GIVEN REQUEST -> Copy the records that follow exactly as written, but not their pictures.
^^^^
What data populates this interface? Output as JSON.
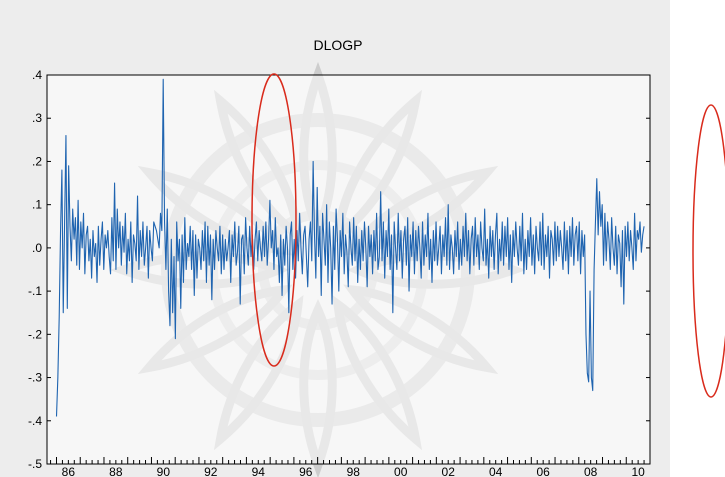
{
  "colors": {
    "background": "#ededed",
    "plot_area": "#ffffff",
    "series_line": "#1f64b0",
    "annotation_ellipse": "#d92b1c",
    "watermark": "#c8c8c8",
    "axis": "#000000"
  },
  "watermark": {
    "icon": "star-mandala-watermark-icon"
  },
  "chart_data": {
    "type": "line",
    "title": "DLOGP",
    "xlabel": "",
    "ylabel": "",
    "frequency": "monthly",
    "x_start": 1986.0,
    "x_end": 2010.75,
    "xlim": [
      1985.6,
      2011.0
    ],
    "ylim": [
      -0.5,
      0.4
    ],
    "x_tick_labels": [
      "86",
      "88",
      "90",
      "92",
      "94",
      "96",
      "98",
      "00",
      "02",
      "04",
      "06",
      "08",
      "10"
    ],
    "x_tick_years": [
      1986,
      1988,
      1990,
      1992,
      1994,
      1996,
      1998,
      2000,
      2002,
      2004,
      2006,
      2008,
      2010
    ],
    "y_ticks": [
      0.4,
      0.3,
      0.2,
      0.1,
      0.0,
      -0.1,
      -0.2,
      -0.3,
      -0.4,
      -0.5
    ],
    "y_tick_labels": [
      ".4",
      ".3",
      ".2",
      ".1",
      ".0",
      "-.1",
      "-.2",
      "-.3",
      "-.4",
      "-.5"
    ],
    "grid": false,
    "legend": "none",
    "series": [
      {
        "values": [
          -0.39,
          -0.3,
          -0.16,
          0.04,
          0.18,
          -0.15,
          0.06,
          0.26,
          -0.14,
          0.19,
          0.05,
          -0.03,
          0.09,
          0.02,
          0.07,
          -0.04,
          0.11,
          -0.05,
          0.06,
          0.0,
          0.08,
          -0.06,
          0.03,
          0.05,
          -0.03,
          0.02,
          -0.07,
          0.04,
          -0.02,
          0.01,
          -0.08,
          0.05,
          -0.04,
          0.02,
          0.06,
          -0.05,
          0.03,
          0.0,
          0.04,
          -0.02,
          -0.06,
          0.07,
          -0.03,
          0.15,
          -0.05,
          0.09,
          0.0,
          0.06,
          -0.04,
          0.05,
          -0.01,
          0.08,
          -0.06,
          0.02,
          -0.03,
          0.06,
          -0.08,
          0.03,
          0.01,
          -0.03,
          0.12,
          -0.05,
          0.04,
          -0.02,
          0.06,
          -0.04,
          0.0,
          0.05,
          -0.07,
          0.04,
          0.0,
          -0.03,
          0.06,
          0.05,
          0.04,
          0.02,
          0.0,
          0.08,
          0.04,
          0.39,
          0.06,
          -0.05,
          0.09,
          -0.1,
          -0.18,
          0.02,
          -0.15,
          -0.02,
          -0.21,
          0.06,
          -0.03,
          0.02,
          -0.14,
          0.03,
          -0.08,
          0.07,
          -0.05,
          0.01,
          -0.02,
          0.05,
          -0.05,
          0.04,
          -0.11,
          0.03,
          -0.07,
          0.02,
          0.0,
          -0.05,
          0.04,
          -0.03,
          0.06,
          -0.08,
          0.05,
          -0.04,
          0.03,
          -0.12,
          0.02,
          -0.05,
          0.04,
          0.0,
          -0.03,
          0.05,
          -0.06,
          0.03,
          -0.05,
          0.02,
          -0.03,
          0.0,
          0.04,
          -0.08,
          0.03,
          -0.02,
          0.06,
          -0.04,
          -0.01,
          0.05,
          -0.13,
          0.02,
          0.03,
          -0.06,
          0.07,
          0.0,
          -0.04,
          0.05,
          -0.02,
          0.03,
          -0.05,
          0.02,
          0.06,
          -0.03,
          0.04,
          0.0,
          -0.03,
          0.05,
          -0.02,
          0.06,
          -0.04,
          0.02,
          0.11,
          0.0,
          0.04,
          -0.05,
          0.07,
          -0.02,
          0.0,
          -0.08,
          0.03,
          -0.11,
          0.02,
          -0.04,
          0.05,
          0.0,
          -0.15,
          0.03,
          0.06,
          -0.05,
          0.02,
          -0.07,
          0.04,
          -0.03,
          0.08,
          0.0,
          -0.06,
          0.03,
          0.05,
          -0.02,
          -0.09,
          0.02,
          0.06,
          -0.03,
          0.2,
          0.03,
          -0.07,
          0.14,
          -0.02,
          0.05,
          -0.11,
          0.08,
          0.02,
          -0.04,
          0.1,
          -0.08,
          0.06,
          0.0,
          -0.13,
          0.05,
          -0.05,
          0.09,
          0.02,
          -0.1,
          0.04,
          -0.02,
          0.08,
          -0.06,
          0.03,
          -0.01,
          -0.09,
          0.06,
          0.0,
          -0.04,
          0.07,
          -0.03,
          0.05,
          -0.08,
          0.02,
          -0.05,
          0.04,
          -0.03,
          0.06,
          0.0,
          -0.09,
          0.05,
          -0.02,
          0.03,
          -0.06,
          0.04,
          -0.03,
          0.08,
          -0.05,
          -0.02,
          0.13,
          -0.03,
          0.06,
          -0.07,
          0.04,
          -0.02,
          0.09,
          -0.05,
          0.03,
          -0.15,
          0.06,
          0.0,
          -0.05,
          0.08,
          -0.03,
          0.04,
          -0.07,
          0.02,
          0.05,
          -0.04,
          0.07,
          -0.1,
          0.03,
          -0.02,
          0.06,
          -0.06,
          0.04,
          -0.03,
          0.05,
          0.0,
          -0.07,
          0.06,
          -0.04,
          0.03,
          -0.02,
          0.08,
          -0.05,
          0.02,
          -0.08,
          0.04,
          -0.03,
          0.06,
          -0.04,
          0.0,
          0.05,
          -0.06,
          0.03,
          -0.02,
          0.07,
          -0.04,
          0.1,
          -0.05,
          0.03,
          0.0,
          -0.06,
          0.04,
          -0.02,
          0.06,
          -0.05,
          0.02,
          -0.04,
          0.05,
          -0.02,
          0.08,
          -0.03,
          0.04,
          -0.06,
          0.02,
          0.05,
          -0.04,
          0.07,
          -0.02,
          0.03,
          -0.05,
          0.06,
          0.0,
          -0.03,
          0.09,
          -0.04,
          0.02,
          -0.07,
          0.05,
          -0.02,
          0.04,
          -0.05,
          0.03,
          0.08,
          -0.06,
          0.02,
          -0.03,
          0.06,
          -0.04,
          0.05,
          -0.02,
          0.07,
          -0.05,
          0.03,
          -0.08,
          0.04,
          -0.02,
          0.06,
          0.0,
          -0.04,
          0.05,
          -0.03,
          0.08,
          -0.06,
          0.02,
          -0.05,
          0.04,
          -0.02,
          0.07,
          -0.04,
          0.03,
          -0.06,
          0.05,
          0.0,
          -0.03,
          0.06,
          -0.04,
          0.08,
          -0.05,
          0.03,
          -0.02,
          0.05,
          -0.07,
          0.04,
          0.02,
          -0.04,
          0.06,
          -0.03,
          0.05,
          -0.02,
          0.04,
          0.0,
          -0.05,
          0.06,
          -0.03,
          0.04,
          -0.06,
          0.05,
          -0.02,
          0.07,
          -0.04,
          0.03,
          0.05,
          -0.03,
          0.06,
          -0.06,
          0.04,
          -0.02,
          0.03,
          -0.2,
          -0.29,
          -0.31,
          -0.1,
          -0.3,
          -0.33,
          -0.05,
          0.06,
          0.16,
          0.03,
          0.13,
          0.05,
          0.1,
          -0.04,
          0.08,
          -0.03,
          0.06,
          0.02,
          -0.05,
          0.07,
          0.0,
          -0.04,
          0.05,
          -0.06,
          0.03,
          0.01,
          -0.09,
          0.04,
          -0.13,
          0.05,
          -0.02,
          0.06,
          -0.03,
          0.04,
          0.0,
          -0.05,
          0.08,
          -0.03,
          0.04,
          0.02,
          0.06,
          -0.01,
          0.03,
          0.05
        ]
      }
    ]
  }
}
^^^^
EXERCISE ANSWER ->
What data populates this interface? Output as JSON.
{
  "colors": {
    "background": "#ededed",
    "plot_area": "#ffffff",
    "series_line": "#1f64b0",
    "annotation_ellipse": "#d92b1c",
    "watermark": "#c8c8c8",
    "axis": "#000000"
  },
  "watermark": {
    "icon": "star-mandala-watermark-icon"
  },
  "chart_data": {
    "type": "line",
    "title": "DLOGP",
    "xlabel": "",
    "ylabel": "",
    "frequency": "monthly",
    "x_start": 1986.0,
    "x_end": 2010.75,
    "xlim": [
      1985.6,
      2011.0
    ],
    "ylim": [
      -0.5,
      0.4
    ],
    "x_tick_labels": [
      "86",
      "88",
      "90",
      "92",
      "94",
      "96",
      "98",
      "00",
      "02",
      "04",
      "06",
      "08",
      "10"
    ],
    "x_tick_years": [
      1986,
      1988,
      1990,
      1992,
      1994,
      1996,
      1998,
      2000,
      2002,
      2004,
      2006,
      2008,
      2010
    ],
    "y_ticks": [
      0.4,
      0.3,
      0.2,
      0.1,
      0.0,
      -0.1,
      -0.2,
      -0.3,
      -0.4,
      -0.5
    ],
    "y_tick_labels": [
      ".4",
      ".3",
      ".2",
      ".1",
      ".0",
      "-.1",
      "-.2",
      "-.3",
      "-.4",
      "-.5"
    ],
    "grid": false,
    "legend": "none",
    "series": [
      {
        "values": [
          -0.39,
          -0.3,
          -0.16,
          0.04,
          0.18,
          -0.15,
          0.06,
          0.26,
          -0.14,
          0.19,
          0.05,
          -0.03,
          0.09,
          0.02,
          0.07,
          -0.04,
          0.11,
          -0.05,
          0.06,
          0.0,
          0.08,
          -0.06,
          0.03,
          0.05,
          -0.03,
          0.02,
          -0.07,
          0.04,
          -0.02,
          0.01,
          -0.08,
          0.05,
          -0.04,
          0.02,
          0.06,
          -0.05,
          0.03,
          0.0,
          0.04,
          -0.02,
          -0.06,
          0.07,
          -0.03,
          0.15,
          -0.05,
          0.09,
          0.0,
          0.06,
          -0.04,
          0.05,
          -0.01,
          0.08,
          -0.06,
          0.02,
          -0.03,
          0.06,
          -0.08,
          0.03,
          0.01,
          -0.03,
          0.12,
          -0.05,
          0.04,
          -0.02,
          0.06,
          -0.04,
          0.0,
          0.05,
          -0.07,
          0.04,
          0.0,
          -0.03,
          0.06,
          0.05,
          0.04,
          0.02,
          0.0,
          0.08,
          0.04,
          0.39,
          0.06,
          -0.05,
          0.09,
          -0.1,
          -0.18,
          0.02,
          -0.15,
          -0.02,
          -0.21,
          0.06,
          -0.03,
          0.02,
          -0.14,
          0.03,
          -0.08,
          0.07,
          -0.05,
          0.01,
          -0.02,
          0.05,
          -0.05,
          0.04,
          -0.11,
          0.03,
          -0.07,
          0.02,
          0.0,
          -0.05,
          0.04,
          -0.03,
          0.06,
          -0.08,
          0.05,
          -0.04,
          0.03,
          -0.12,
          0.02,
          -0.05,
          0.04,
          0.0,
          -0.03,
          0.05,
          -0.06,
          0.03,
          -0.05,
          0.02,
          -0.03,
          0.0,
          0.04,
          -0.08,
          0.03,
          -0.02,
          0.06,
          -0.04,
          -0.01,
          0.05,
          -0.13,
          0.02,
          0.03,
          -0.06,
          0.07,
          0.0,
          -0.04,
          0.05,
          -0.02,
          0.03,
          -0.05,
          0.02,
          0.06,
          -0.03,
          0.04,
          0.0,
          -0.03,
          0.05,
          -0.02,
          0.06,
          -0.04,
          0.02,
          0.11,
          0.0,
          0.04,
          -0.05,
          0.07,
          -0.02,
          0.0,
          -0.08,
          0.03,
          -0.11,
          0.02,
          -0.04,
          0.05,
          0.0,
          -0.15,
          0.03,
          0.06,
          -0.05,
          0.02,
          -0.07,
          0.04,
          -0.03,
          0.08,
          0.0,
          -0.06,
          0.03,
          0.05,
          -0.02,
          -0.09,
          0.02,
          0.06,
          -0.03,
          0.2,
          0.03,
          -0.07,
          0.14,
          -0.02,
          0.05,
          -0.11,
          0.08,
          0.02,
          -0.04,
          0.1,
          -0.08,
          0.06,
          0.0,
          -0.13,
          0.05,
          -0.05,
          0.09,
          0.02,
          -0.1,
          0.04,
          -0.02,
          0.08,
          -0.06,
          0.03,
          -0.01,
          -0.09,
          0.06,
          0.0,
          -0.04,
          0.07,
          -0.03,
          0.05,
          -0.08,
          0.02,
          -0.05,
          0.04,
          -0.03,
          0.06,
          0.0,
          -0.09,
          0.05,
          -0.02,
          0.03,
          -0.06,
          0.04,
          -0.03,
          0.08,
          -0.05,
          -0.02,
          0.13,
          -0.03,
          0.06,
          -0.07,
          0.04,
          -0.02,
          0.09,
          -0.05,
          0.03,
          -0.15,
          0.06,
          0.0,
          -0.05,
          0.08,
          -0.03,
          0.04,
          -0.07,
          0.02,
          0.05,
          -0.04,
          0.07,
          -0.1,
          0.03,
          -0.02,
          0.06,
          -0.06,
          0.04,
          -0.03,
          0.05,
          0.0,
          -0.07,
          0.06,
          -0.04,
          0.03,
          -0.02,
          0.08,
          -0.05,
          0.02,
          -0.08,
          0.04,
          -0.03,
          0.06,
          -0.04,
          0.0,
          0.05,
          -0.06,
          0.03,
          -0.02,
          0.07,
          -0.04,
          0.1,
          -0.05,
          0.03,
          0.0,
          -0.06,
          0.04,
          -0.02,
          0.06,
          -0.05,
          0.02,
          -0.04,
          0.05,
          -0.02,
          0.08,
          -0.03,
          0.04,
          -0.06,
          0.02,
          0.05,
          -0.04,
          0.07,
          -0.02,
          0.03,
          -0.05,
          0.06,
          0.0,
          -0.03,
          0.09,
          -0.04,
          0.02,
          -0.07,
          0.05,
          -0.02,
          0.04,
          -0.05,
          0.03,
          0.08,
          -0.06,
          0.02,
          -0.03,
          0.06,
          -0.04,
          0.05,
          -0.02,
          0.07,
          -0.05,
          0.03,
          -0.08,
          0.04,
          -0.02,
          0.06,
          0.0,
          -0.04,
          0.05,
          -0.03,
          0.08,
          -0.06,
          0.02,
          -0.05,
          0.04,
          -0.02,
          0.07,
          -0.04,
          0.03,
          -0.06,
          0.05,
          0.0,
          -0.03,
          0.06,
          -0.04,
          0.08,
          -0.05,
          0.03,
          -0.02,
          0.05,
          -0.07,
          0.04,
          0.02,
          -0.04,
          0.06,
          -0.03,
          0.05,
          -0.02,
          0.04,
          0.0,
          -0.05,
          0.06,
          -0.03,
          0.04,
          -0.06,
          0.05,
          -0.02,
          0.07,
          -0.04,
          0.03,
          0.05,
          -0.03,
          0.06,
          -0.06,
          0.04,
          -0.02,
          0.03,
          -0.2,
          -0.29,
          -0.31,
          -0.1,
          -0.3,
          -0.33,
          -0.05,
          0.06,
          0.16,
          0.03,
          0.13,
          0.05,
          0.1,
          -0.04,
          0.08,
          -0.03,
          0.06,
          0.02,
          -0.05,
          0.07,
          0.0,
          -0.04,
          0.05,
          -0.06,
          0.03,
          0.01,
          -0.09,
          0.04,
          -0.13,
          0.05,
          -0.02,
          0.06,
          -0.03,
          0.04,
          0.0,
          -0.05,
          0.08,
          -0.03,
          0.04,
          0.02,
          0.06,
          -0.01,
          0.03,
          0.05
        ]
      }
    ]
  }
}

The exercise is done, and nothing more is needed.